* **INFORMATION SHOWN**:
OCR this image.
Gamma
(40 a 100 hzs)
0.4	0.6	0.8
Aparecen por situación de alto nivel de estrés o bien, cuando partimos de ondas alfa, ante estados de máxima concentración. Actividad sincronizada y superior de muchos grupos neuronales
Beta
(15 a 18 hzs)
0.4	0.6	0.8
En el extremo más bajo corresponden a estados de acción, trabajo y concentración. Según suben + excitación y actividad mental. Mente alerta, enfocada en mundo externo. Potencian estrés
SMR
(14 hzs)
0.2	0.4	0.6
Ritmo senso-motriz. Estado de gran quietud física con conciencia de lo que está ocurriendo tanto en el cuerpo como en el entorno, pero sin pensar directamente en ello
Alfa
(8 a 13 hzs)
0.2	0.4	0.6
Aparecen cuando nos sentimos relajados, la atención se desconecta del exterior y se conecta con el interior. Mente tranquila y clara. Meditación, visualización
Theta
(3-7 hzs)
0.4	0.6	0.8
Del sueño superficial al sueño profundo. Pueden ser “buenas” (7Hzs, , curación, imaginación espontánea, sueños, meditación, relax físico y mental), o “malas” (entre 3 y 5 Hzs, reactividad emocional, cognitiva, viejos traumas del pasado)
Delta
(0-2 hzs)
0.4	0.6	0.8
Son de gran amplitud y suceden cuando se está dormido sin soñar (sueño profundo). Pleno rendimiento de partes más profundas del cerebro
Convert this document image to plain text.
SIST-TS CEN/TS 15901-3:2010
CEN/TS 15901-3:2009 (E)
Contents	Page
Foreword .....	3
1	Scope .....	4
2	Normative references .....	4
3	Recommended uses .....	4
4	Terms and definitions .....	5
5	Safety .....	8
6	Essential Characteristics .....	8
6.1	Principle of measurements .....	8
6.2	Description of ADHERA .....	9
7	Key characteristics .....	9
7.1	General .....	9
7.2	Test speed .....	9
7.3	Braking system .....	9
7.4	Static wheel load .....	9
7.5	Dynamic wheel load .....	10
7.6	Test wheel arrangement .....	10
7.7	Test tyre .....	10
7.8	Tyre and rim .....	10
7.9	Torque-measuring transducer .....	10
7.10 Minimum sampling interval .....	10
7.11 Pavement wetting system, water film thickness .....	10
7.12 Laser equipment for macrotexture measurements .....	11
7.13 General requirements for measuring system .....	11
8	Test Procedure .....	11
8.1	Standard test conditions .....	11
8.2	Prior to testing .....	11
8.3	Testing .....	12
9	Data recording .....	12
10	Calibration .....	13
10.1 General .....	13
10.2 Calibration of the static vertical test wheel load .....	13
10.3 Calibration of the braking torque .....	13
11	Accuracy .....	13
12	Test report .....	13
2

* **WRITTEN EXERCISE**: Give the entries once more, exactly as they appear.

* **EXERCISE SOLUTION**:
OCR this image.
Gamma
(40 a 100 hzs)
0.4	0.6	0.8
Aparecen por situación de alto nivel de estrés o bien, cuando partimos de ondas alfa, ante estados de máxima concentración. Actividad sincronizada y superior de muchos grupos neuronales
Beta
(15 a 18 hzs)
0.4	0.6	0.8
En el extremo más bajo corresponden a estados de acción, trabajo y concentración. Según suben + excitación y actividad mental. Mente alerta, enfocada en mundo externo. Potencian estrés
SMR
(14 hzs)
0.2	0.4	0.6
Ritmo senso-motriz. Estado de gran quietud física con conciencia de lo que está ocurriendo tanto en el cuerpo como en el entorno, pero sin pensar directamente en ello
Alfa
(8 a 13 hzs)
0.2	0.4	0.6
Aparecen cuando nos sentimos relajados, la atención se desconecta del exterior y se conecta con el interior. Mente tranquila y clara. Meditación, visualización
Theta
(3-7 hzs)
0.4	0.6	0.8
Del sueño superficial al sueño profundo. Pueden ser “buenas” (7Hzs, , curación, imaginación espontánea, sueños, meditación, relax físico y mental), o “malas” (entre 3 y 5 Hzs, reactividad emocional, cognitiva, viejos traumas del pasado)
Delta
(0-2 hzs)
0.4	0.6	0.8
Son de gran amplitud y suceden cuando se está dormido sin soñar (sueño profundo). Pleno rendimiento de partes más profundas del cerebro
Convert this document image to plain text.
SIST-TS CEN/TS 15901-3:2010
CEN/TS 15901-3:2009 (E)
Contents	Page
Foreword .....	3
1	Scope .....	4
2	Normative references .....	4
3	Recommended uses .....	4
4	Terms and definitions .....	5
5	Safety .....	8
6	Essential Characteristics .....	8
6.1	Principle of measurements .....	8
6.2	Description of ADHERA .....	9
7	Key characteristics .....	9
7.1	General .....	9
7.2	Test speed .....	9
7.3	Braking system .....	9
7.4	Static wheel load .....	9
7.5	Dynamic wheel load .....	10
7.6	Test wheel arrangement .....	10
7.7	Test tyre .....	10
7.8	Tyre and rim .....	10
7.9	Torque-measuring transducer .....	10
7.10 Minimum sampling interval .....	10
7.11 Pavement wetting system, water film thickness .....	10
7.12 Laser equipment for macrotexture measurements .....	11
7.13 General requirements for measuring system .....	11
8	Test Procedure .....	11
8.1	Standard test conditions .....	11
8.2	Prior to testing .....	11
8.3	Testing .....	12
9	Data recording .....	12
10	Calibration .....	13
10.1 General .....	13
10.2 Calibration of the static vertical test wheel load .....	13
10.3 Calibration of the braking torque .....	13
11	Accuracy .....	13
12	Test report .....	13
2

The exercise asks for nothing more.